**Exercise**:
Retype the material word for word.

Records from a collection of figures
+ + +

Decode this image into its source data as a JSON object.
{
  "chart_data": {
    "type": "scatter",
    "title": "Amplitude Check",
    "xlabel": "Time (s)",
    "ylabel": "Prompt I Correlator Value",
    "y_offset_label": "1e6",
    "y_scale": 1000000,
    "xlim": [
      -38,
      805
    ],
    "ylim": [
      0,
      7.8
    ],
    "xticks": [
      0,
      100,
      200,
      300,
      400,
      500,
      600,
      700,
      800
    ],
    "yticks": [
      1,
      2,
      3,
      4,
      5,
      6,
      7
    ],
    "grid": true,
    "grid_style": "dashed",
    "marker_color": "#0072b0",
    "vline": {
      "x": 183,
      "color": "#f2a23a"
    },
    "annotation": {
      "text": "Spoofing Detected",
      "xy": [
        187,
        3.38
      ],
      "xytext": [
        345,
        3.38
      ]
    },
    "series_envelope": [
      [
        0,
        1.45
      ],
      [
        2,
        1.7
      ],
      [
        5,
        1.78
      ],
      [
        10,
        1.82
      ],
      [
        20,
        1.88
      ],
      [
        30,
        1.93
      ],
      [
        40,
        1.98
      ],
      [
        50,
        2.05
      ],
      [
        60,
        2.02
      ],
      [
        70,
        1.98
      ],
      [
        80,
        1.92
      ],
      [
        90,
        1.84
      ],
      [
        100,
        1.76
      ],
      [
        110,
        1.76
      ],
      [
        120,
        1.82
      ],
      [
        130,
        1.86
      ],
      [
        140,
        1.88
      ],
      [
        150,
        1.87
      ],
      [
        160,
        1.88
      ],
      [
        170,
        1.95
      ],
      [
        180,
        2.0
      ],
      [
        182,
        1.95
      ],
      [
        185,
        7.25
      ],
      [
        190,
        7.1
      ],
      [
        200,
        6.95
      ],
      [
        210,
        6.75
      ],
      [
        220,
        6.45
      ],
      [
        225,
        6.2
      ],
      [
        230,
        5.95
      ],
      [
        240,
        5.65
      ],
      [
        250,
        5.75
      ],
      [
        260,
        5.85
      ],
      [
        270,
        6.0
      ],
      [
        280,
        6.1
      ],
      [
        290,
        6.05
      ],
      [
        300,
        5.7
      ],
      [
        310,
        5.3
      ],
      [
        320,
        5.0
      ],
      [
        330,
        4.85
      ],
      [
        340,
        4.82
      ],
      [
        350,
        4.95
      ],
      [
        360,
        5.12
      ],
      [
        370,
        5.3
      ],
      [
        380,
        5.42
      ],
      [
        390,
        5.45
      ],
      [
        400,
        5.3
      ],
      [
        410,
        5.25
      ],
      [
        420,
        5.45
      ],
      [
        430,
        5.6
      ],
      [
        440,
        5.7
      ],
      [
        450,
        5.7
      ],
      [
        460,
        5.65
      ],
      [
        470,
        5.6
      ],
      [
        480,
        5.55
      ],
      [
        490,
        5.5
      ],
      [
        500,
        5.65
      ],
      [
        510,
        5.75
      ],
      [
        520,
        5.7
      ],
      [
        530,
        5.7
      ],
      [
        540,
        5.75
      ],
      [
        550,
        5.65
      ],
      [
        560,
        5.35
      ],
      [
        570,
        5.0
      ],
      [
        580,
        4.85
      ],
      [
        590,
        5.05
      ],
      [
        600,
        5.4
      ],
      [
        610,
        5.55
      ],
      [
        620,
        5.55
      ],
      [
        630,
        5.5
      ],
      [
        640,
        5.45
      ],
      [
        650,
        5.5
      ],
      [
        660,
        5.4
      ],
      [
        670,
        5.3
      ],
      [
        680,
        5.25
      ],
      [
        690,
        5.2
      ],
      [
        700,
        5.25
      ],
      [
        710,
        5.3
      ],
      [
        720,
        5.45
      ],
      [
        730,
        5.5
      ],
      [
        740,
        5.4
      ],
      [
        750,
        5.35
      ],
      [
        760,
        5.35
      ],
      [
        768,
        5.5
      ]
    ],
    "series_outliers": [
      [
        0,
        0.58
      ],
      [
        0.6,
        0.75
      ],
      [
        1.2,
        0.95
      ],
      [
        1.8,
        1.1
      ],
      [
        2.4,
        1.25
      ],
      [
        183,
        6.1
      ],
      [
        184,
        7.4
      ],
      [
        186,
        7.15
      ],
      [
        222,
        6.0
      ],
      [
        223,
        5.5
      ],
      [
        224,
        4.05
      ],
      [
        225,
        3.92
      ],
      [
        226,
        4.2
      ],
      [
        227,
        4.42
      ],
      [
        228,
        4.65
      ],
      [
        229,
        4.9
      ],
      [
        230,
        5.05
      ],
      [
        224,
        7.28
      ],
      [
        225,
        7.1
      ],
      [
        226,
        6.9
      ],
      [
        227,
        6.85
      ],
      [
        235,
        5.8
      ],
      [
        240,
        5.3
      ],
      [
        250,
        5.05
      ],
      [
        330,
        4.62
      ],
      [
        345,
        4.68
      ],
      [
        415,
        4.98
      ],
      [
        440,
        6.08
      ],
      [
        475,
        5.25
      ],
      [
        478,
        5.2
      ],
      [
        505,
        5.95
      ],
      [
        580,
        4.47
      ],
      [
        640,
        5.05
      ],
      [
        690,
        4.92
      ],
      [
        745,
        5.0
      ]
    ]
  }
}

+ + +

**Complete response**:
Decode this image into its source data as a JSON object.
{
  "chart_data": {
    "type": "scatter",
    "title": "Amplitude Check",
    "xlabel": "Time (s)",
    "ylabel": "Prompt I Correlator Value",
    "y_offset_label": "1e6",
    "y_scale": 1000000,
    "xlim": [
      -38,
      805
    ],
    "ylim": [
      0,
      7.8
    ],
    "xticks": [
      0,
      100,
      200,
      300,
      400,
      500,
      600,
      700,
      800
    ],
    "yticks": [
      1,
      2,
      3,
      4,
      5,
      6,
      7
    ],
    "grid": true,
    "grid_style": "dashed",
    "marker_color": "#0072b0",
    "vline": {
      "x": 183,
      "color": "#f2a23a"
    },
    "annotation": {
      "text": "Spoofing Detected",
      "xy": [
        187,
        3.38
      ],
      "xytext": [
        345,
        3.38
      ]
    },
    "series_envelope": [
      [
        0,
        1.45
      ],
      [
        2,
        1.7
      ],
      [
        5,
        1.78
      ],
      [
        10,
        1.82
      ],
      [
        20,
        1.88
      ],
      [
        30,
        1.93
      ],
      [
        40,
        1.98
      ],
      [
        50,
        2.05
      ],
      [
        60,
        2.02
      ],
      [
        70,
        1.98
      ],
      [
        80,
        1.92
      ],
      [
        90,
        1.84
      ],
      [
        100,
        1.76
      ],
      [
        110,
        1.76
      ],
      [
        120,
        1.82
      ],
      [
        130,
        1.86
      ],
      [
        140,
        1.88
      ],
      [
        150,
        1.87
      ],
      [
        160,
        1.88
      ],
      [
        170,
        1.95
      ],
      [
        180,
        2.0
      ],
      [
        182,
        1.95
      ],
      [
        185,
        7.25
      ],
      [
        190,
        7.1
      ],
      [
        200,
        6.95
      ],
      [
        210,
        6.75
      ],
      [
        220,
        6.45
      ],
      [
        225,
        6.2
      ],
      [
        230,
        5.95
      ],
      [
        240,
        5.65
      ],
      [
        250,
        5.75
      ],
      [
        260,
        5.85
      ],
      [
        270,
        6.0
      ],
      [
        280,
        6.1
      ],
      [
        290,
        6.05
      ],
      [
        300,
        5.7
      ],
      [
        310,
        5.3
      ],
      [
        320,
        5.0
      ],
      [
        330,
        4.85
      ],
      [
        340,
        4.82
      ],
      [
        350,
        4.95
      ],
      [
        360,
        5.12
      ],
      [
        370,
        5.3
      ],
      [
        380,
        5.42
      ],
      [
        390,
        5.45
      ],
      [
        400,
        5.3
      ],
      [
        410,
        5.25
      ],
      [
        420,
        5.45
      ],
      [
        430,
        5.6
      ],
      [
        440,
        5.7
      ],
      [
        450,
        5.7
      ],
      [
        460,
        5.65
      ],
      [
        470,
        5.6
      ],
      [
        480,
        5.55
      ],
      [
        490,
        5.5
      ],
      [
        500,
        5.65
      ],
      [
        510,
        5.75
      ],
      [
        520,
        5.7
      ],
      [
        530,
        5.7
      ],
      [
        540,
        5.75
      ],
      [
        550,
        5.65
      ],
      [
        560,
        5.35
      ],
      [
        570,
        5.0
      ],
      [
        580,
        4.85
      ],
      [
        590,
        5.05
      ],
      [
        600,
        5.4
      ],
      [
        610,
        5.55
      ],
      [
        620,
        5.55
      ],
      [
        630,
        5.5
      ],
      [
        640,
        5.45
      ],
      [
        650,
        5.5
      ],
      [
        660,
        5.4
      ],
      [
        670,
        5.3
      ],
      [
        680,
        5.25
      ],
      [
        690,
        5.2
      ],
      [
        700,
        5.25
      ],
      [
        710,
        5.3
      ],
      [
        720,
        5.45
      ],
      [
        730,
        5.5
      ],
      [
        740,
        5.4
      ],
      [
        750,
        5.35
      ],
      [
        760,
        5.35
      ],
      [
        768,
        5.5
      ]
    ],
    "series_outliers": [
      [
        0,
        0.58
      ],
      [
        0.6,
        0.75
      ],
      [
        1.2,
        0.95
      ],
      [
        1.8,
        1.1
      ],
      [
        2.4,
        1.25
      ],
      [
        183,
        6.1
      ],
      [
        184,
        7.4
      ],
      [
        186,
        7.15
      ],
      [
        222,
        6.0
      ],
      [
        223,
        5.5
      ],
      [
        224,
        4.05
      ],
      [
        225,
        3.92
      ],
      [
        226,
        4.2
      ],
      [
        227,
        4.42
      ],
      [
        228,
        4.65
      ],
      [
        229,
        4.9
      ],
      [
        230,
        5.05
      ],
      [
        224,
        7.28
      ],
      [
        225,
        7.1
      ],
      [
        226,
        6.9
      ],
      [
        227,
        6.85
      ],
      [
        235,
        5.8
      ],
      [
        240,
        5.3
      ],
      [
        250,
        5.05
      ],
      [
        330,
        4.62
      ],
      [
        345,
        4.68
      ],
      [
        415,
        4.98
      ],
      [
        440,
        6.08
      ],
      [
        475,
        5.25
      ],
      [
        478,
        5.2
      ],
      [
        505,
        5.95
      ],
      [
        580,
        4.47
      ],
      [
        640,
        5.05
      ],
      [
        690,
        4.92
      ],
      [
        745,
        5.0
      ]
    ]
  }
}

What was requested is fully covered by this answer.